## SOURCE

(begin)

# Dirt on pins



## razzel8 (Jan 5, 2015)

Hello all, 
i found old boards from the 60's that had been laying outside rotting. After scraping some dirt off the contact pins I noticed they had gold plating. I've been saving these up as I thought I would clean them and than run them thru a cell. However I ran into problems getting them clean enough for the cell. I've tried every type of cleaner on small batches with no luck. Which brought to mind maybe incineration. I tried a very small batch with a propane torch, had kind of a greenish flame to them until i barely had it glowing and removed them to cool. After letting them cool in water I noticed I no longer have a gold plate and pins are still not clean enough. Can anybody offer any advice on very dirty pins? Maybe the plate is to thin even thou they are very dated. I have tried a few in hcl but it appeared the copper or plated metal was getting attacked before the dirt. 
I can not tell which pic is which now that I've uploaded them but 1 is in the casing with a couple pounds scratched and the other is 2 after incineration. 
Thank you, 
Raz


----------



## Geo (Jan 5, 2015)

(end)

## PROBLEM TO SOLVE
Condense the paragraph of the dirty-pins thread that begins "i found old boards" into a short bulleted list that keeps its main facts.

## SUPPLIED MATERIAL
(begin)

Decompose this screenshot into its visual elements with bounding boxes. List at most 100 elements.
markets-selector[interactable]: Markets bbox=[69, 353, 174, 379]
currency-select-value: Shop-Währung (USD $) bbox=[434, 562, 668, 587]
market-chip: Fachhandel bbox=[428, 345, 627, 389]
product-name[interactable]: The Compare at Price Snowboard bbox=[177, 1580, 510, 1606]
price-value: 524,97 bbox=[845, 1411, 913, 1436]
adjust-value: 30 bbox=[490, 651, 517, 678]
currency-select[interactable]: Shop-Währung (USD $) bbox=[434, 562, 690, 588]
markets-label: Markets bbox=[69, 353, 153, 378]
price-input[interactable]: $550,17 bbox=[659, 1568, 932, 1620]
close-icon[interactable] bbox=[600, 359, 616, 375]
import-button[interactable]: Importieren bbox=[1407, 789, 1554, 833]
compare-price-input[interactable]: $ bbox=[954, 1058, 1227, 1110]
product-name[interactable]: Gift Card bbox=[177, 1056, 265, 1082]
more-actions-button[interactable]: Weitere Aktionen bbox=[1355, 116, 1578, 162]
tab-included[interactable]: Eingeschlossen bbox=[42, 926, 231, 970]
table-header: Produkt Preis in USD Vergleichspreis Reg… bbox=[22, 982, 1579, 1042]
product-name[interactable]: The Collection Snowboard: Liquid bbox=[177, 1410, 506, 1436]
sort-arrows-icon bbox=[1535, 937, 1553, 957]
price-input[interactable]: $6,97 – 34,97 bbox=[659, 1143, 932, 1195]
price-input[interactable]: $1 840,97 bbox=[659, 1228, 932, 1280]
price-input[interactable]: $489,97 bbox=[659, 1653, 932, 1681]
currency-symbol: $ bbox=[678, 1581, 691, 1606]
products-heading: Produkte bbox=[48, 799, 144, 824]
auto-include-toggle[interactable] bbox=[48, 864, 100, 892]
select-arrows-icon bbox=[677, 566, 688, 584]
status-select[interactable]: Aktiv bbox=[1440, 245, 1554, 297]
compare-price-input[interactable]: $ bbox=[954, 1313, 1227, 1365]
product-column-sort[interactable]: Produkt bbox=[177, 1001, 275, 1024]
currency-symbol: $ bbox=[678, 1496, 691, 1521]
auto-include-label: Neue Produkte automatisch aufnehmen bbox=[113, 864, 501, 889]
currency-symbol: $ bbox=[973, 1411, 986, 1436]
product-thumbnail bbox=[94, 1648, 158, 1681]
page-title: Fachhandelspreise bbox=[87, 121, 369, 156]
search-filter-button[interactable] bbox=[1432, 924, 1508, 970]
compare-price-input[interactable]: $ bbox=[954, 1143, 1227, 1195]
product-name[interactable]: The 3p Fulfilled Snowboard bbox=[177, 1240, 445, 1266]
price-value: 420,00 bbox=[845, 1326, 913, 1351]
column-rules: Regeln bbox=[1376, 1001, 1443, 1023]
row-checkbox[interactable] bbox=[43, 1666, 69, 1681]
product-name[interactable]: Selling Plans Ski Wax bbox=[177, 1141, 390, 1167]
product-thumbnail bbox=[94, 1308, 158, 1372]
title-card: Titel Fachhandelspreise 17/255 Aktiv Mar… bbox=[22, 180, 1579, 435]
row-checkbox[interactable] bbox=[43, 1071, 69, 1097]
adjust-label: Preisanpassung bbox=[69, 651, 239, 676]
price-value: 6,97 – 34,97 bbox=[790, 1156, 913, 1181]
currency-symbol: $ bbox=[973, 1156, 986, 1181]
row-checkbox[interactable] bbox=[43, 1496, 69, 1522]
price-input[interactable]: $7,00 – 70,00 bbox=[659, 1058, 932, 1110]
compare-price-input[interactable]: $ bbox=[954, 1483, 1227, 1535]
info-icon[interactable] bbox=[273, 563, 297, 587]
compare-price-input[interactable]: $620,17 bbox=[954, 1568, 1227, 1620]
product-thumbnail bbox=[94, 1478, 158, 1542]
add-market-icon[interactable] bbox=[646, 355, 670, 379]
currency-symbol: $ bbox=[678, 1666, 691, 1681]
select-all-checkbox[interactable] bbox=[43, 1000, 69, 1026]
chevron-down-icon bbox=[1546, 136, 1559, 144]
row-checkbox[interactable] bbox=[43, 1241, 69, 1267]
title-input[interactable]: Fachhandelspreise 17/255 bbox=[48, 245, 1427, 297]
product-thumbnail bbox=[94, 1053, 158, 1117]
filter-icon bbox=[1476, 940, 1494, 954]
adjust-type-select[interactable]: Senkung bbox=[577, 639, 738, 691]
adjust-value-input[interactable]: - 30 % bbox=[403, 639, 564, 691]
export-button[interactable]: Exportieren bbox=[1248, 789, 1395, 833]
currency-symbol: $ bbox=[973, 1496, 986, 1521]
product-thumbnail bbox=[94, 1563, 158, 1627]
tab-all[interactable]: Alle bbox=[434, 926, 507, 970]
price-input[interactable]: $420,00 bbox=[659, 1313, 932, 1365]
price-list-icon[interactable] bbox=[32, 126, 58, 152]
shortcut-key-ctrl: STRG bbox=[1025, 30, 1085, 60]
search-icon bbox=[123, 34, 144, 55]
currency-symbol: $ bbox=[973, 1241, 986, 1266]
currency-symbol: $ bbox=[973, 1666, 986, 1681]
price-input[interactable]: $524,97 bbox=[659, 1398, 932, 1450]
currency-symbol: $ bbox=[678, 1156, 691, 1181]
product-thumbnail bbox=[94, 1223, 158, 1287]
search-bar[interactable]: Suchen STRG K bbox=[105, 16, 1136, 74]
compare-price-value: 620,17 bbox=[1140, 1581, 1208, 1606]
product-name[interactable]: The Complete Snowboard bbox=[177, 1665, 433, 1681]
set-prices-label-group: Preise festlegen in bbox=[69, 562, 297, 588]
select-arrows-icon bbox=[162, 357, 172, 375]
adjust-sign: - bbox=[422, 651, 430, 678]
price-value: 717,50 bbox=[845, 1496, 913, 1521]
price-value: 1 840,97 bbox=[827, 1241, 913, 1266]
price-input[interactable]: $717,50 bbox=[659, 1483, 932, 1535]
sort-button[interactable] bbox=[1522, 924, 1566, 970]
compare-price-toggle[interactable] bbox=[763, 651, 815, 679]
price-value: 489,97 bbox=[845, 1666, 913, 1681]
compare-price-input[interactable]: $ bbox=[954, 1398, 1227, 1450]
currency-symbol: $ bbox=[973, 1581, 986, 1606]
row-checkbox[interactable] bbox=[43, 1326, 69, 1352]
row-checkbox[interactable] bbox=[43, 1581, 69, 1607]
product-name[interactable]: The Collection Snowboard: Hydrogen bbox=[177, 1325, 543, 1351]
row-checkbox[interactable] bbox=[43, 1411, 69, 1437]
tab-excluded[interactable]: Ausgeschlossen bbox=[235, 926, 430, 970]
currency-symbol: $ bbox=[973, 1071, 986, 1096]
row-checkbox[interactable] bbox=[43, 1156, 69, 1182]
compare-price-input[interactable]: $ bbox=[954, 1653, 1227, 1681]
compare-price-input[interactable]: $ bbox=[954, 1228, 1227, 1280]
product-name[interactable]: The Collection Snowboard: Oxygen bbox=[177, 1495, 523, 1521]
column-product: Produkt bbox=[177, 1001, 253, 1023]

(end)

## REPLY
- Old boards from the 60's had been lying outside rotting; scraping dirt off the contact pins revealed gold plating.
- The pins were saved to be cleaned and run through a cell, but they could not be made clean enough.
- Every type of cleaner was tried on small batches without success.
- A very small batch was heated with a propane torch, giving a greenish flame, until barely glowing, then cooled in water.
- After that, the gold plate was gone and the pins were still not clean enough.
- A few pins put in HCl seemed to have the copper or plated metal attacked before the dirt.
- The poster asks for advice on very dirty pins and wonders whether the plate is too thin despite their age.